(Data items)
□ □ □

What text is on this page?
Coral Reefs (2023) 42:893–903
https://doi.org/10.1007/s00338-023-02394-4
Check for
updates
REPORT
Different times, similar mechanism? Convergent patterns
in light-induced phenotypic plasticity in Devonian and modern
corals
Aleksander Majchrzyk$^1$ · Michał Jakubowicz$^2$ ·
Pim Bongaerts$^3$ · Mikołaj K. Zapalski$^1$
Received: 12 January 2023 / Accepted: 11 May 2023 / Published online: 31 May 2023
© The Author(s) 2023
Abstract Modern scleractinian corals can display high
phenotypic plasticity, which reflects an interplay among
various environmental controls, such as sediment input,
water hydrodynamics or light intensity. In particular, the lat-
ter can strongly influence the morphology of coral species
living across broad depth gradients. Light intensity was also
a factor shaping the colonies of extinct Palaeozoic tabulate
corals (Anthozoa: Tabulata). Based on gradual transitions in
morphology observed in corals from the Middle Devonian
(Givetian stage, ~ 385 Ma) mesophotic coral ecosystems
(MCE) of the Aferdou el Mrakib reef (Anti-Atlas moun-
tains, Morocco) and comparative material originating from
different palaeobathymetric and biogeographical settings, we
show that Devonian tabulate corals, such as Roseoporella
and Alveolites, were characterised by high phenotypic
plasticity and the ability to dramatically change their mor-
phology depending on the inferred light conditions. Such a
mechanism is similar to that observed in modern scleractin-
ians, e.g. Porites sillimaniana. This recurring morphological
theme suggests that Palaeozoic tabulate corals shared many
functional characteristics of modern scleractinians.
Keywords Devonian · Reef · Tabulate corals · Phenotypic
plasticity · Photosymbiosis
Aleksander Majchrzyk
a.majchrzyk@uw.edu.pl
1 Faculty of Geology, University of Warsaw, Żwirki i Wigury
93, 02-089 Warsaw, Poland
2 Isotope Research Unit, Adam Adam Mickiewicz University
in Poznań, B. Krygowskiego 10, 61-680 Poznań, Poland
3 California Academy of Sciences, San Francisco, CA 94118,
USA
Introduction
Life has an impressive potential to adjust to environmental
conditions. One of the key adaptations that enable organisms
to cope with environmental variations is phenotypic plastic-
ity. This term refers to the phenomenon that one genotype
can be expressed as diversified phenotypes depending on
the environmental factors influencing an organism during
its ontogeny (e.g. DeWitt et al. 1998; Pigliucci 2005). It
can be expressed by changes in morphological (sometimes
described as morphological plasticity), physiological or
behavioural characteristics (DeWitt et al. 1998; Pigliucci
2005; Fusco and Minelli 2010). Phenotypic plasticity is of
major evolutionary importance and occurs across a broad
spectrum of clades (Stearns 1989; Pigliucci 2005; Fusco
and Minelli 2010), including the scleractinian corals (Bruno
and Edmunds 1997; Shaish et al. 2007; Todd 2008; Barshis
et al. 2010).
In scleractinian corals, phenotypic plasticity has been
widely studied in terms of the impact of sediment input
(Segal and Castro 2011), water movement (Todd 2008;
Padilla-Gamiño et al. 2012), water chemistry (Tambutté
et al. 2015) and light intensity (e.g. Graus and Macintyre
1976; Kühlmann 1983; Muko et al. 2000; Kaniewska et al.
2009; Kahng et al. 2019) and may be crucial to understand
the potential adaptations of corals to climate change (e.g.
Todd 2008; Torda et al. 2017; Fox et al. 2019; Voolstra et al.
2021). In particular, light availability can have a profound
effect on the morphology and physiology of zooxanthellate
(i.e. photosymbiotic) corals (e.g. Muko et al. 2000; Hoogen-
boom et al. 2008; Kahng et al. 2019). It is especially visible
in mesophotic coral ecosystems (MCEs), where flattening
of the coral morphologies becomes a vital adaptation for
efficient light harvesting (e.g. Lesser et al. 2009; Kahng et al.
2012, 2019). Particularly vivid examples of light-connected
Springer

□ □ □

▸ WHAT TO WORK ON
Above are records; say how many of their lines contain the word "Muko", giving only the number.

▸ COMPLETE RESPONSE
2